• **Data supplied**:
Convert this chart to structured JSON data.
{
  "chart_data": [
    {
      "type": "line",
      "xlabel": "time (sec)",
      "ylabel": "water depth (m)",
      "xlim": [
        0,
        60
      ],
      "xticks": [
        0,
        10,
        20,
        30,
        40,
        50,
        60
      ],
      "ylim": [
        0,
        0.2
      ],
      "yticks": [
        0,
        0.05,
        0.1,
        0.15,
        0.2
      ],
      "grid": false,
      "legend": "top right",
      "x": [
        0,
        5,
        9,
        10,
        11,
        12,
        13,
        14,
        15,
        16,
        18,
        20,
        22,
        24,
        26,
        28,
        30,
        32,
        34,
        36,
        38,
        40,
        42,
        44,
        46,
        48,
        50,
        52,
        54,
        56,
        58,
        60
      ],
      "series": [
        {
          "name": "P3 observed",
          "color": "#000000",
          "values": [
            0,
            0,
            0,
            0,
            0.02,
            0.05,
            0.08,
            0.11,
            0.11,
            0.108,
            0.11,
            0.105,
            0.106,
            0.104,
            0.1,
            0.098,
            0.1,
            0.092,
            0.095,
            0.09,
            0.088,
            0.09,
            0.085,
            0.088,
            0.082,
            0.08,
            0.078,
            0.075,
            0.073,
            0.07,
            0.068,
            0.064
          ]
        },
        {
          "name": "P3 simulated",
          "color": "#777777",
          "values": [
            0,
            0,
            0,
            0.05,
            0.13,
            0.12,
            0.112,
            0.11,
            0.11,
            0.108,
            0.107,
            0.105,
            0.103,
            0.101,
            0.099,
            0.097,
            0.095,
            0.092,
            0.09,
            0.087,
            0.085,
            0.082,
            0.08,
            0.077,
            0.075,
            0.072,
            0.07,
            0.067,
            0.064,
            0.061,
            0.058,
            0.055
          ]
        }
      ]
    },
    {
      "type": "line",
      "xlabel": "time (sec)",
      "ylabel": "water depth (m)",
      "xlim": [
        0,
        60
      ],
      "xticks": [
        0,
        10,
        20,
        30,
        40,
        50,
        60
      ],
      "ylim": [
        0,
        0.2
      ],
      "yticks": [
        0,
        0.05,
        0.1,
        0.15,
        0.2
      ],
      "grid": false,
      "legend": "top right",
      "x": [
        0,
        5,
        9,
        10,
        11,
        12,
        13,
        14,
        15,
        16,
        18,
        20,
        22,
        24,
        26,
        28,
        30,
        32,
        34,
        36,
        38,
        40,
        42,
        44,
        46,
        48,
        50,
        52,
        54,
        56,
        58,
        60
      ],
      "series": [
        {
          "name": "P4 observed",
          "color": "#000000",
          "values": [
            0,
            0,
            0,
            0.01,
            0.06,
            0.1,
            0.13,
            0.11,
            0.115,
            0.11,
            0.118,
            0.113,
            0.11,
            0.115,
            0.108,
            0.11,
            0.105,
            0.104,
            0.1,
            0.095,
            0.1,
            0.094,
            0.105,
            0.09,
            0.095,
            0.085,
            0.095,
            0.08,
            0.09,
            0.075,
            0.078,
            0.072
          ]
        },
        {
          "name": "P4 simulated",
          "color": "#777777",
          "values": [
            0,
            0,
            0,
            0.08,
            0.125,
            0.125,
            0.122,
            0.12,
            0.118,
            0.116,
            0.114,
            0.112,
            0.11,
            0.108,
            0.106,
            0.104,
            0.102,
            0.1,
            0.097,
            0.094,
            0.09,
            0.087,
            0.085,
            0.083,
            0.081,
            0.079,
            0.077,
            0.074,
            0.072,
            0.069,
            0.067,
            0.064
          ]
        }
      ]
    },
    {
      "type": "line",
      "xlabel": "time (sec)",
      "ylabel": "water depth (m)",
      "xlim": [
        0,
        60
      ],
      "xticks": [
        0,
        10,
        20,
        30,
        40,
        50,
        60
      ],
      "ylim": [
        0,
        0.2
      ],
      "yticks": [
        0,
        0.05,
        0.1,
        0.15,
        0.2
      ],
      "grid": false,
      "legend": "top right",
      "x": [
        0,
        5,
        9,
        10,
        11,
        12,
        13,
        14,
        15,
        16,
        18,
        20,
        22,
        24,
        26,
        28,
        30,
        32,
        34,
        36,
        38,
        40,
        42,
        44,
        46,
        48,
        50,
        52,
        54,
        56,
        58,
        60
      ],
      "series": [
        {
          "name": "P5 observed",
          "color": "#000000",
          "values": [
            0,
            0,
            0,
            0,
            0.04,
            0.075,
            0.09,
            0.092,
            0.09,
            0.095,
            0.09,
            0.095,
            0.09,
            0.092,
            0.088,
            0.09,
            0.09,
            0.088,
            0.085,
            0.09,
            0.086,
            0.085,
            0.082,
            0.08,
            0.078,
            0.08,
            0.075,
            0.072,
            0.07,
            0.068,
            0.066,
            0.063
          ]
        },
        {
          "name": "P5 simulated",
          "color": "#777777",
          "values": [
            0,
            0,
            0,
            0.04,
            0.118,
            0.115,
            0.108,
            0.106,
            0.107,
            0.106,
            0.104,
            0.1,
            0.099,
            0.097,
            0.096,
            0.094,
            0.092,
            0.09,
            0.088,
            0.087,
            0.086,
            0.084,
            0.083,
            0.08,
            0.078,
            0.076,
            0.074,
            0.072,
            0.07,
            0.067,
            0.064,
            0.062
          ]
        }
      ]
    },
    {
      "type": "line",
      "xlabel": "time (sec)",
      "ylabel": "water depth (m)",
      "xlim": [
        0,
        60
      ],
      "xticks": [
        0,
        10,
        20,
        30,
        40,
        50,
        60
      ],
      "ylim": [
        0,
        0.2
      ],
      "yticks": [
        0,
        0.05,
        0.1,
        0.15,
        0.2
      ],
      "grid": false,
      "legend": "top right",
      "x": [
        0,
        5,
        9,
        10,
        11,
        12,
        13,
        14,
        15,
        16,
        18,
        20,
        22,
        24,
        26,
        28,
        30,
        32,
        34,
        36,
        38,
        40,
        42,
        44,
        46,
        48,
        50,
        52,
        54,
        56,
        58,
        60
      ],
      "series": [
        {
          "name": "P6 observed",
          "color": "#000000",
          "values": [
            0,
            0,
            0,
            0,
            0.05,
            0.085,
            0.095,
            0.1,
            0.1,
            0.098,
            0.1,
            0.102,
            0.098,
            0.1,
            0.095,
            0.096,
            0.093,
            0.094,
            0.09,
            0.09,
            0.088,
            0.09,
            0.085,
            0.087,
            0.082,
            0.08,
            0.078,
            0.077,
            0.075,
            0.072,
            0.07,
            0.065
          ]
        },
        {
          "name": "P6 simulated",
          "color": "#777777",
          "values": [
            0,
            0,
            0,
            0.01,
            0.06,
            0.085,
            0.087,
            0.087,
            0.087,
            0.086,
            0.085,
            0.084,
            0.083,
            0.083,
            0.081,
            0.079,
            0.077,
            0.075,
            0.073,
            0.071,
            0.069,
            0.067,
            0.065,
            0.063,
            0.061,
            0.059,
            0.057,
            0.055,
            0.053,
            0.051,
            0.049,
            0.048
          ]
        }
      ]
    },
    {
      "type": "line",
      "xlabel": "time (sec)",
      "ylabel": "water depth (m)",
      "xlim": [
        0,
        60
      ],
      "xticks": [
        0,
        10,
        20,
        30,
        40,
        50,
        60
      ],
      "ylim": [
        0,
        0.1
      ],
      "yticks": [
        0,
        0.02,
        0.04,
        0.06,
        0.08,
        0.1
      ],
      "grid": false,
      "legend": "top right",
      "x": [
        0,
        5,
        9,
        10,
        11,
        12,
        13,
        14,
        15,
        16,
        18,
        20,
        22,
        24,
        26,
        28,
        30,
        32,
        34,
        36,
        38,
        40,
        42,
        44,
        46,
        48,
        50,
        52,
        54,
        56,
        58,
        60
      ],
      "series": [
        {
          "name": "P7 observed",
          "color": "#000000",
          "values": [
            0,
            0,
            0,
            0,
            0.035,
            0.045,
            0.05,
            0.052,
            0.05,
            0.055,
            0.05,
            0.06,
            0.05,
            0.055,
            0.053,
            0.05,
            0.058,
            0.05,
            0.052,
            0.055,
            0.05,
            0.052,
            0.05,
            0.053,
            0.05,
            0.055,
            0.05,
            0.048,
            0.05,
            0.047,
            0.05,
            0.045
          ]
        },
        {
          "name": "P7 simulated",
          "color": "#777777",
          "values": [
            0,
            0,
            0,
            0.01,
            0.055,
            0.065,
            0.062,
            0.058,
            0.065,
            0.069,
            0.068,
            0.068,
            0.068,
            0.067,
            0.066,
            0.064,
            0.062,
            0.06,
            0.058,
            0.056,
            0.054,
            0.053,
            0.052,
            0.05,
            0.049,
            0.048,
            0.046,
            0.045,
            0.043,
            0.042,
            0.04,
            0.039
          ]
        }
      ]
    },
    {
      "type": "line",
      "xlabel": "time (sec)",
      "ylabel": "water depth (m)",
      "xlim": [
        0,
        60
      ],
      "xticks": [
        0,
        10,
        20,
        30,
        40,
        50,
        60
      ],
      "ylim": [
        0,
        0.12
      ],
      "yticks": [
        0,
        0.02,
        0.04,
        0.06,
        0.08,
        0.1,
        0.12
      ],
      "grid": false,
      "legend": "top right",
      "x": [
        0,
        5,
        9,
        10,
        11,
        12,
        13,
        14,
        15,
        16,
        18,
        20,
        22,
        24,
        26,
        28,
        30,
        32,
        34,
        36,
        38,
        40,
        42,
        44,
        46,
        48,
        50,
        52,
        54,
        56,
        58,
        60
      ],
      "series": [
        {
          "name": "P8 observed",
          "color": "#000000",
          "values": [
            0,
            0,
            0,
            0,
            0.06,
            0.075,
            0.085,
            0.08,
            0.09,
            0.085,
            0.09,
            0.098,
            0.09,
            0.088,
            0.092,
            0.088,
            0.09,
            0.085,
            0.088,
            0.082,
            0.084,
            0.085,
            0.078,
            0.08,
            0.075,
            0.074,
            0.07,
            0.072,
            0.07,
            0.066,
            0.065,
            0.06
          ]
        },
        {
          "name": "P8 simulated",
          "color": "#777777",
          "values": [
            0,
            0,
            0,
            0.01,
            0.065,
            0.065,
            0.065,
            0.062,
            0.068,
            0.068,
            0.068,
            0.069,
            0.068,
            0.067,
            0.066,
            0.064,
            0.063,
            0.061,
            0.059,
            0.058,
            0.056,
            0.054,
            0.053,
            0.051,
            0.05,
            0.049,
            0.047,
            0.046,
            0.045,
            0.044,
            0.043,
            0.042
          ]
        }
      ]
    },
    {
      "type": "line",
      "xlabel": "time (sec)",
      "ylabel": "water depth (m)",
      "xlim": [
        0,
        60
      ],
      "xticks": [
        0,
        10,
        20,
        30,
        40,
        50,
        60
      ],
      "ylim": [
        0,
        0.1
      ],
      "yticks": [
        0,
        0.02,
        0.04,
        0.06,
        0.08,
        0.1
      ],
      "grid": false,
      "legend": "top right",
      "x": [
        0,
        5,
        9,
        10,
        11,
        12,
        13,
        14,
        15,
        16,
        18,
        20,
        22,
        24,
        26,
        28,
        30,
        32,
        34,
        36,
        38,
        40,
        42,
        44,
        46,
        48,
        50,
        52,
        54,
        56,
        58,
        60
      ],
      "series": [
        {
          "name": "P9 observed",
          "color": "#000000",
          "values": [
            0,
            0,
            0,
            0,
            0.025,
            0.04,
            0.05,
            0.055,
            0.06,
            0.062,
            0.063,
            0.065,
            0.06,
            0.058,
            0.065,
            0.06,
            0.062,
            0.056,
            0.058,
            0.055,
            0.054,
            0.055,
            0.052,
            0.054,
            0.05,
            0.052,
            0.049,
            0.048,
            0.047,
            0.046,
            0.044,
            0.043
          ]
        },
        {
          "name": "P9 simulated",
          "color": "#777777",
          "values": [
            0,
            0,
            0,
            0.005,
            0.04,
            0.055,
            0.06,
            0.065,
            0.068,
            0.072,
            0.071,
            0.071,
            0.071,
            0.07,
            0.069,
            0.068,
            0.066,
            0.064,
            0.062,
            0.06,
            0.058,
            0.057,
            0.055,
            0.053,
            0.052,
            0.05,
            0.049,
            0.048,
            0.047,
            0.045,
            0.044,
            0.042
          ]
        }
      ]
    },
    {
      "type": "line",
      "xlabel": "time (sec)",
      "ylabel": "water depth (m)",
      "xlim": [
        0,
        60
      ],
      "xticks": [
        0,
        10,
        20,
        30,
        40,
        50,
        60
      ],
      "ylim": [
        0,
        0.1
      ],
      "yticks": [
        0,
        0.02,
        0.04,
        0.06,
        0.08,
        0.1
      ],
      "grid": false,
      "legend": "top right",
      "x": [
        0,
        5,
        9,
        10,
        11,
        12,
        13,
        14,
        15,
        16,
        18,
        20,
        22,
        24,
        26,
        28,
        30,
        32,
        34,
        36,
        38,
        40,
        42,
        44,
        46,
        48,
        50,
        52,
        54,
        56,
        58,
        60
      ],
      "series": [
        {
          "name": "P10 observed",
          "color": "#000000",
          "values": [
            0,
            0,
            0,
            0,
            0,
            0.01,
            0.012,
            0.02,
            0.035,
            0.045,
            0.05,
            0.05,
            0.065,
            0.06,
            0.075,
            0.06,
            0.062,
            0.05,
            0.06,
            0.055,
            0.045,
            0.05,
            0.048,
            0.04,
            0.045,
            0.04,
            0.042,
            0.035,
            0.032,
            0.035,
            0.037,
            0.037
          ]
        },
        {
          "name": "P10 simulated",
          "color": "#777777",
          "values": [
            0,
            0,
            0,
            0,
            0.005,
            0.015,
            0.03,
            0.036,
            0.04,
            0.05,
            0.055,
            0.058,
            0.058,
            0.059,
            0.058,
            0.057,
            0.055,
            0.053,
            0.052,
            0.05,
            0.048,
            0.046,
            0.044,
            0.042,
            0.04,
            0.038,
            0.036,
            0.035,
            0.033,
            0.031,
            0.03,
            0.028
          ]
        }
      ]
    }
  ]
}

• **The task**: Report every line in the data above in which the word "observed" appears.

• **Final result**:
          "name": "P3 observed",
          "name": "P4 observed",
          "name": "P5 observed",
          "name": "P6 observed",
          "name": "P7 observed",
          "name": "P8 observed",
          "name": "P9 observed",
          "name": "P10 observed",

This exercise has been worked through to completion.